→ Direction
Give the number of lines in the listing below that include the word "unique", with nothing more.

→ Data for processing
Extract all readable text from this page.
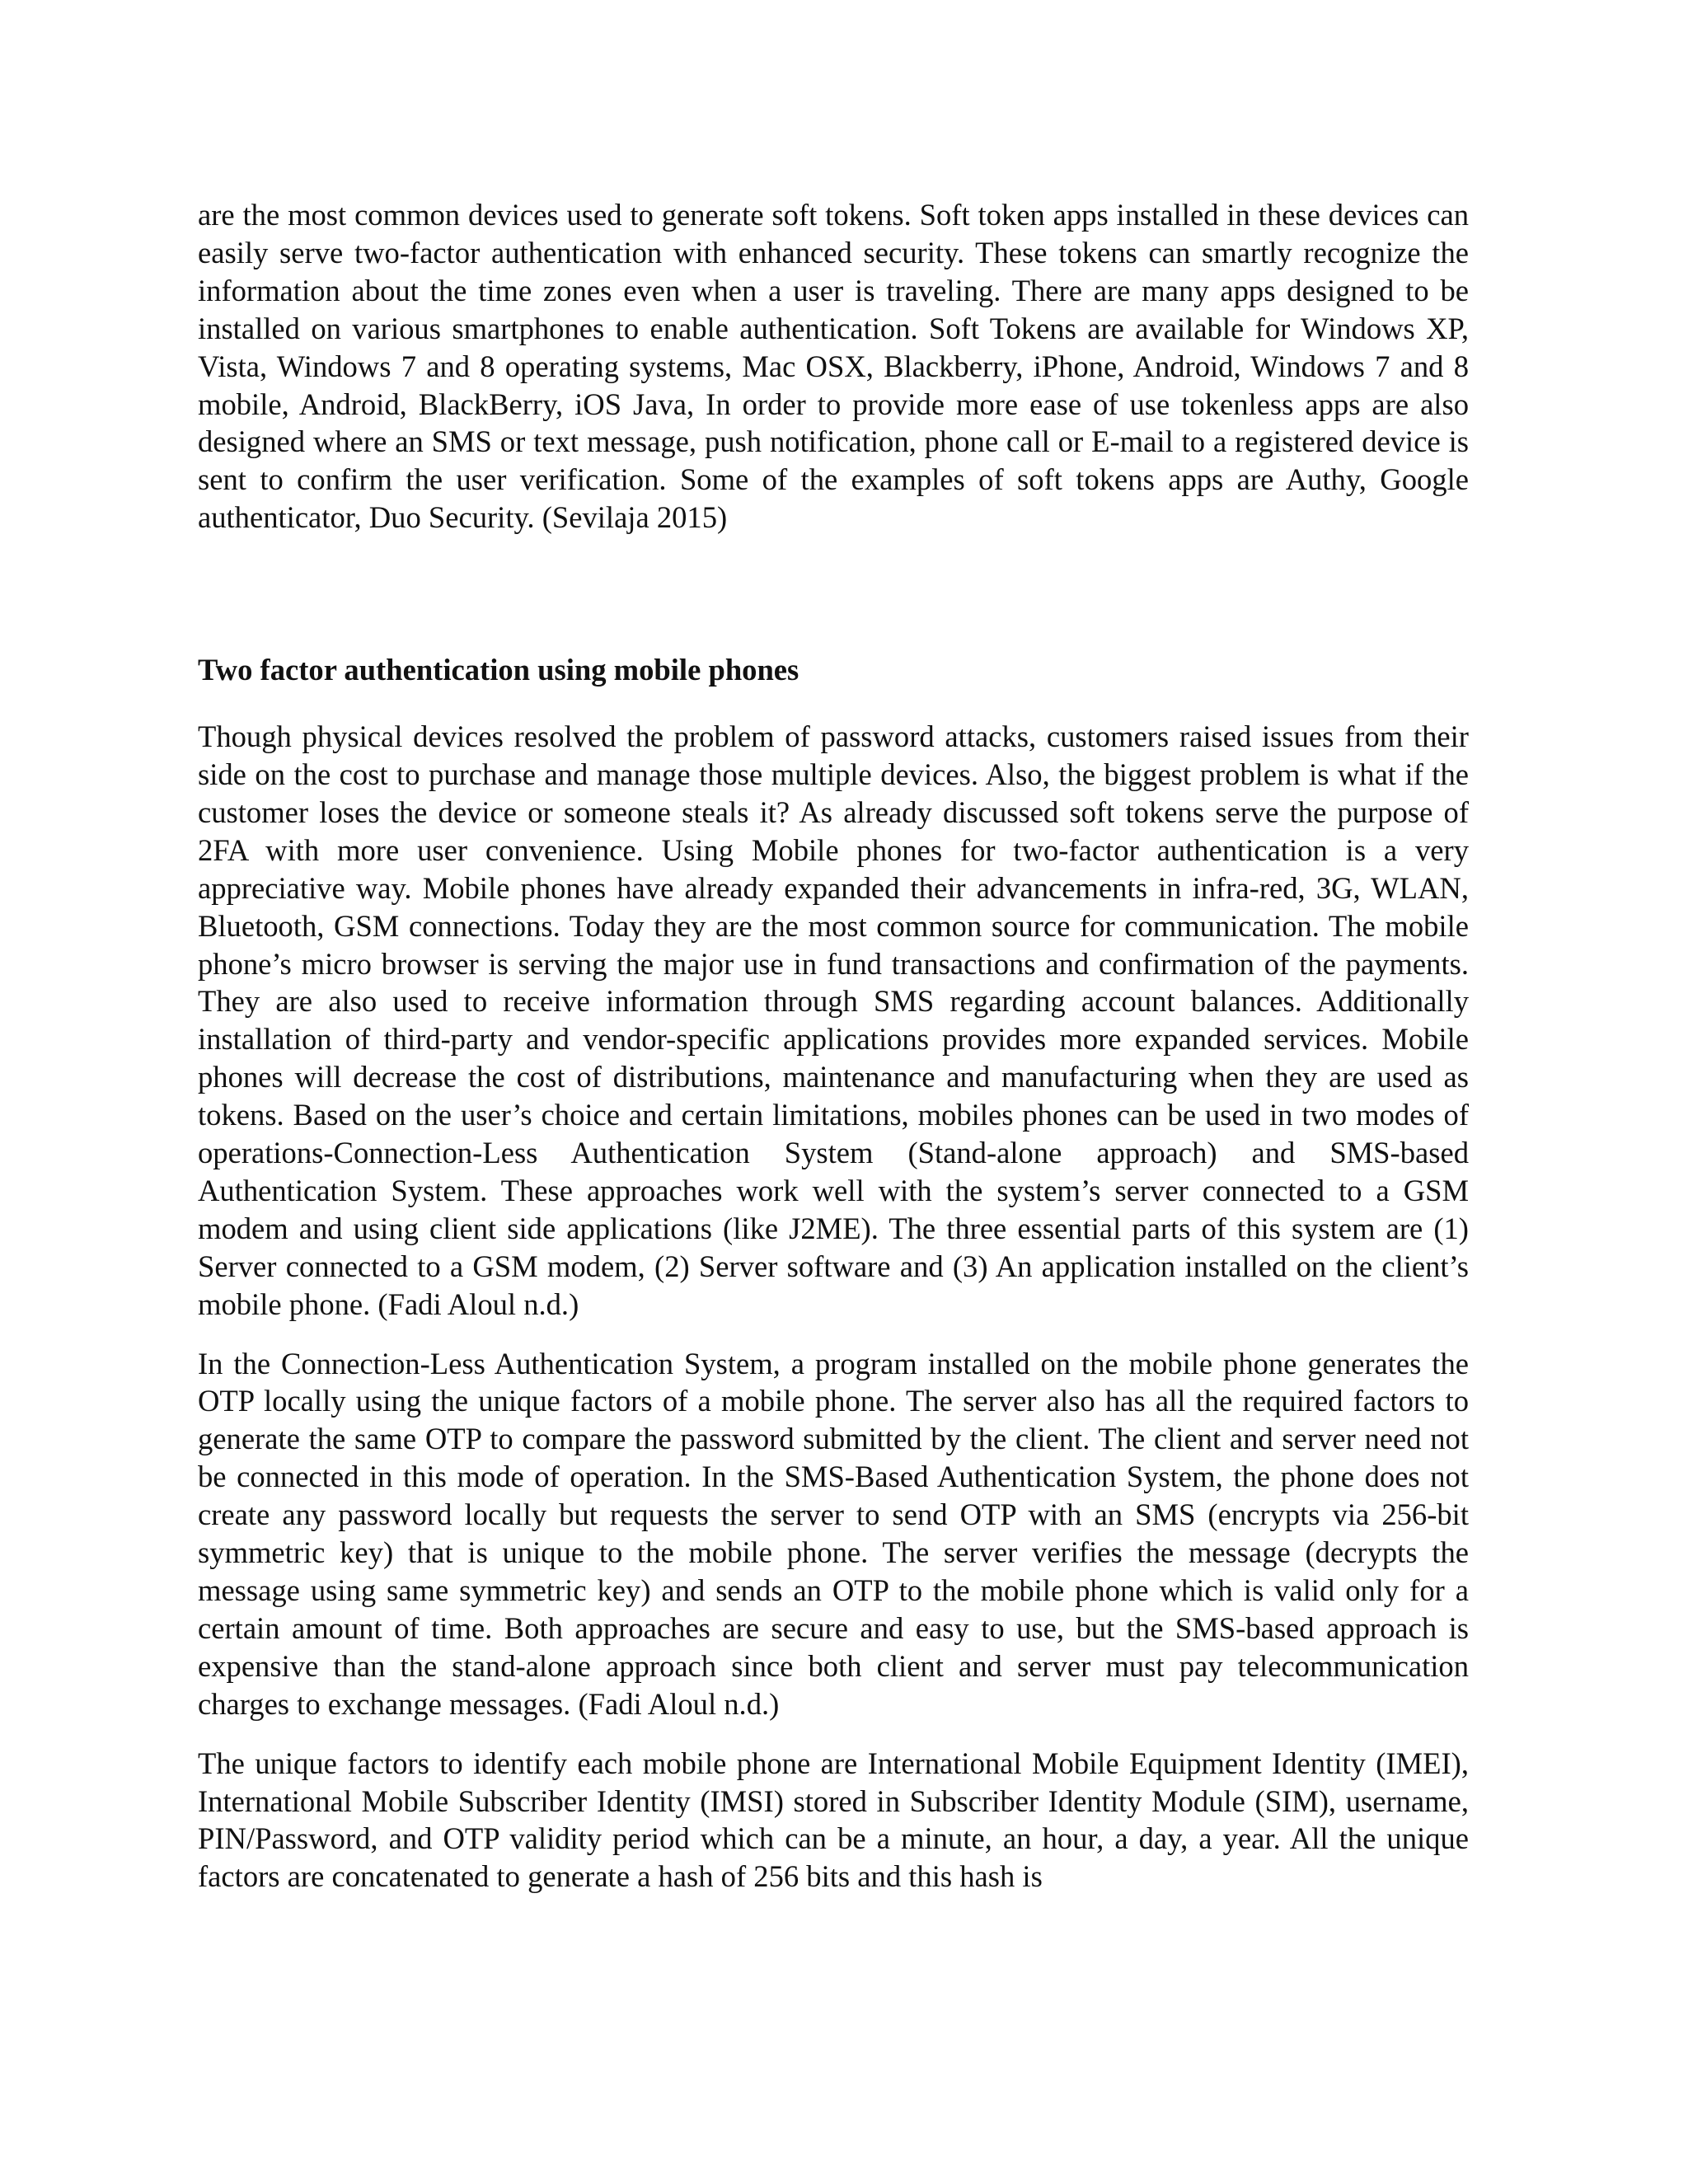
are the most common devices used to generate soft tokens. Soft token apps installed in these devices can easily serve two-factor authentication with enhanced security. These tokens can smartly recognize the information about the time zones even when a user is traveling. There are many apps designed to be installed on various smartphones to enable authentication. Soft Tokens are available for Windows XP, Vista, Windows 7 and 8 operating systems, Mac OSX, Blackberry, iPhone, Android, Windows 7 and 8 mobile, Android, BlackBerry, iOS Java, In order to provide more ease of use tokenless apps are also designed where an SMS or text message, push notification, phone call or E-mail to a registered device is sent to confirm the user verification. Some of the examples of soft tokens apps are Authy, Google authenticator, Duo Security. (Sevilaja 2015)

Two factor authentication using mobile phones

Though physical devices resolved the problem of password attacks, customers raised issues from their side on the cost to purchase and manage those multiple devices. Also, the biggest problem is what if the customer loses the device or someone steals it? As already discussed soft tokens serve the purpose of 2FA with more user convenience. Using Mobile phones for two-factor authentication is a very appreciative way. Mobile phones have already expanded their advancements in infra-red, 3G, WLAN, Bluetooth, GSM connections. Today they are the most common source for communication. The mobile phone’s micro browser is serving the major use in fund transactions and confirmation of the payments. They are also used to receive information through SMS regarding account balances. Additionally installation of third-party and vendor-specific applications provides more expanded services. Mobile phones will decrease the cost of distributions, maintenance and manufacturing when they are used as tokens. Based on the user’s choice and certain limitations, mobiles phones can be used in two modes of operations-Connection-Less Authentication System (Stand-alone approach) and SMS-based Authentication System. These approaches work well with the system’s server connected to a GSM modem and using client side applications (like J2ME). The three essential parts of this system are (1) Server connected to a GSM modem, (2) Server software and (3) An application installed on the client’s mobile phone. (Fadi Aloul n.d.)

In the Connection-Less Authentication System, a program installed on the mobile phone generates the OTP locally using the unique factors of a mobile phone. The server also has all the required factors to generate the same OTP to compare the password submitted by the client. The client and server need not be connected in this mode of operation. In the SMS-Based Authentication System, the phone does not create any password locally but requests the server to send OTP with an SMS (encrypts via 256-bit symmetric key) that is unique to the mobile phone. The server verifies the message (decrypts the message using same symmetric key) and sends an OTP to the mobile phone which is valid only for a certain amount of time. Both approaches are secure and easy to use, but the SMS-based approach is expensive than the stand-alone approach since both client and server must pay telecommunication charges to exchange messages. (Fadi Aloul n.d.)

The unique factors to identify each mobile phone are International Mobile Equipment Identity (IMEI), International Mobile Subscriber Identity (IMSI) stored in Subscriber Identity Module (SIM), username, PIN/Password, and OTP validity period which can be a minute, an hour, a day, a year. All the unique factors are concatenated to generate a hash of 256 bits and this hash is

* * *

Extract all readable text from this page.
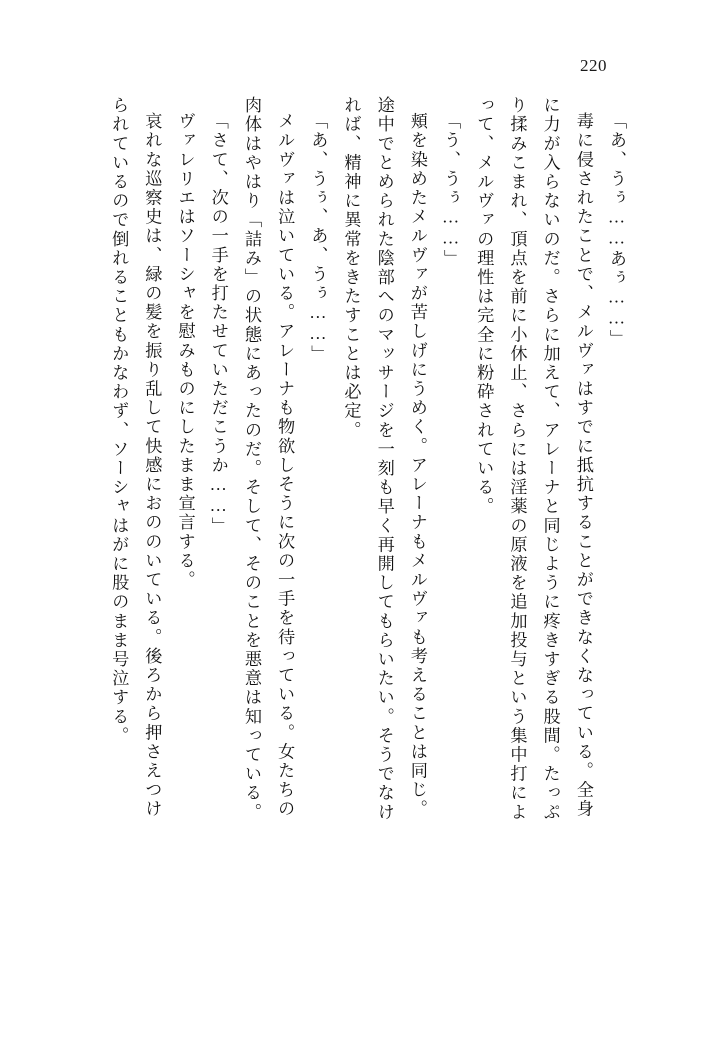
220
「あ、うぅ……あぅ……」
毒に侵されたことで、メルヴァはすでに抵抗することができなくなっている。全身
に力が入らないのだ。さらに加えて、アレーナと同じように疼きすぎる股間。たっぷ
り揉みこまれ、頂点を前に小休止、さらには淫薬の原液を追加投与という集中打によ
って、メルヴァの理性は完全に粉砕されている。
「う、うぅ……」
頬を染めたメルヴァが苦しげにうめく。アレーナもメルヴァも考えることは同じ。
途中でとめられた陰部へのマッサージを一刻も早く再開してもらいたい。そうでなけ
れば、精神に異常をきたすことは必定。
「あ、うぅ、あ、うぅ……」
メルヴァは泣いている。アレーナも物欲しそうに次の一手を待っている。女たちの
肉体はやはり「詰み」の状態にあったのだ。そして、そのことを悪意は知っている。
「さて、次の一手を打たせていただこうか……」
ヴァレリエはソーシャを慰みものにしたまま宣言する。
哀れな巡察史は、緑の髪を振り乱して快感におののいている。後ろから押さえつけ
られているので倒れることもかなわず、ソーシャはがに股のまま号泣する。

→ Solution for this exercise
2